#### Exercise prompt:
From the entries that follow, extract each line holding the string "UNITED".

[Saved entries]
** BEGIN **
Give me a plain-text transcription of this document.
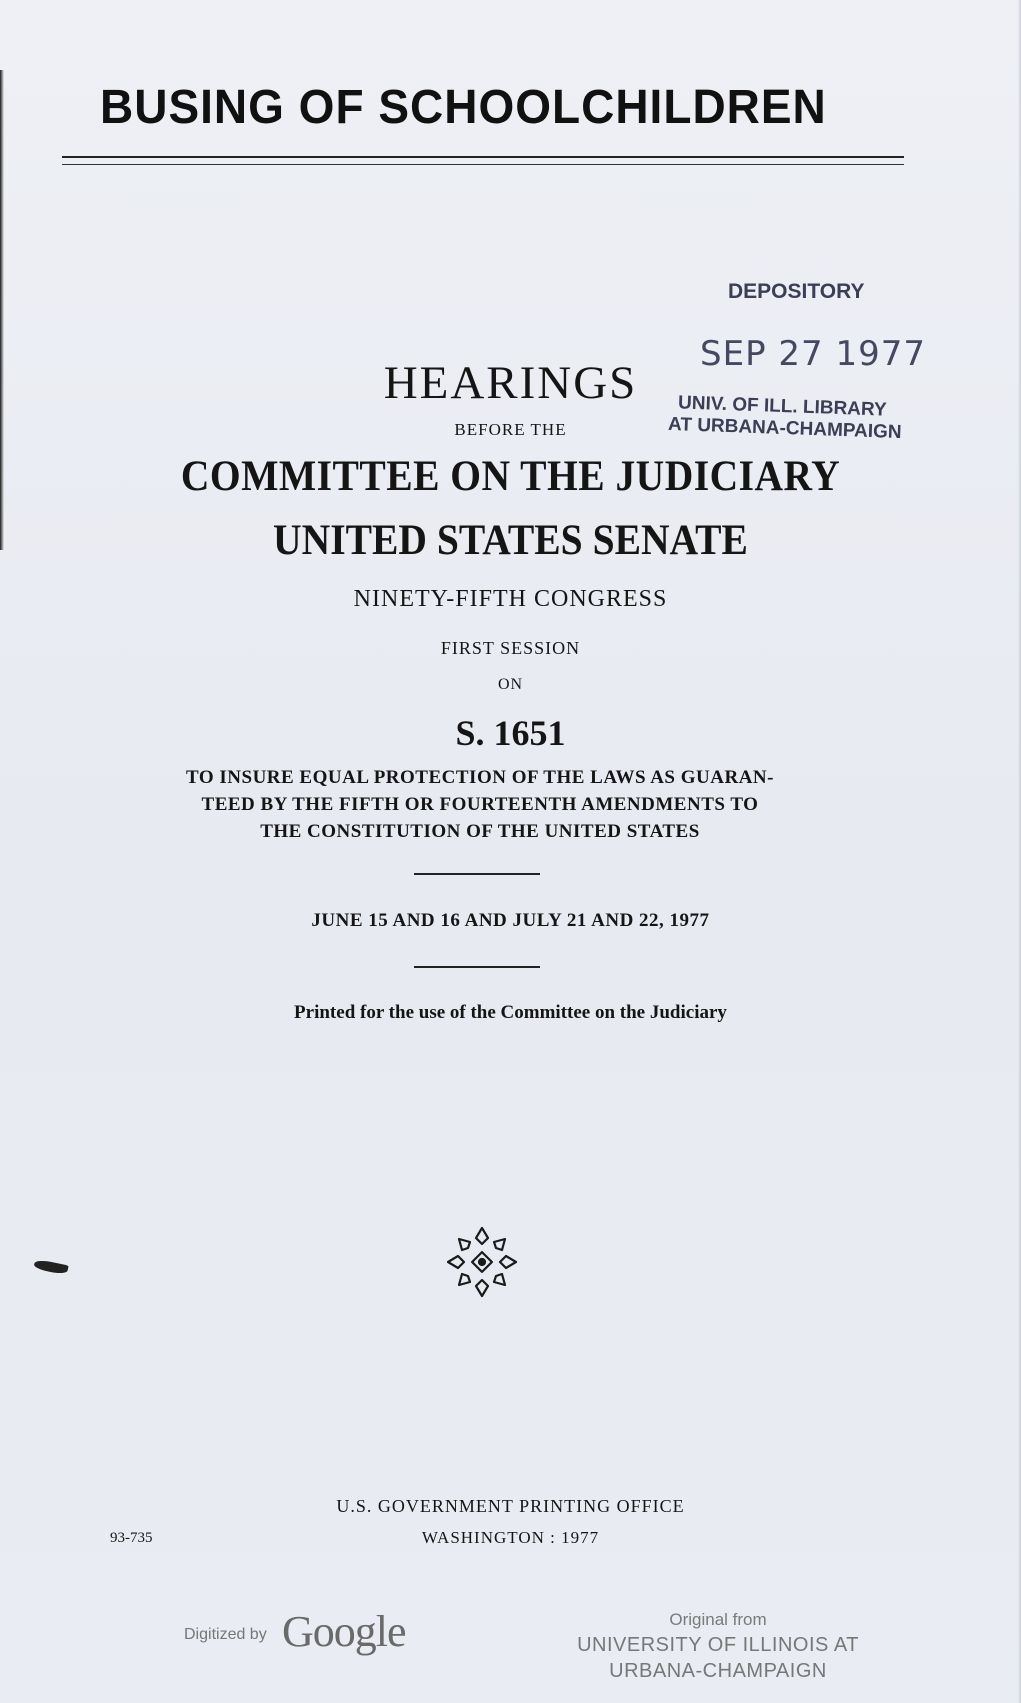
BUSING OF SCHOOLCHILDREN
DEPOSITORY
SEP 27 1977
UNIV. OF ILL. LIBRARY
AT URBANA-CHAMPAIGN
HEARINGS
BEFORE THE
COMMITTEE ON THE JUDICIARY
UNITED STATES SENATE
NINETY-FIFTH CONGRESS
FIRST SESSION
ON
S. 1651
TO INSURE EQUAL PROTECTION OF THE LAWS AS GUARAN-
TEED BY THE FIFTH OR FOURTEENTH AMENDMENTS TO
THE CONSTITUTION OF THE UNITED STATES
JUNE 15 AND 16 AND JULY 21 AND 22, 1977
Printed for the use of the Committee on the Judiciary
U.S. GOVERNMENT PRINTING OFFICE
WASHINGTON : 1977
93-735
Digitized by Google	Original from
UNIVERSITY OF ILLINOIS AT
URBANA-CHAMPAIGN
** END **
#### Worked answer:
UNITED STATES SENATE
THE CONSTITUTION OF THE UNITED STATES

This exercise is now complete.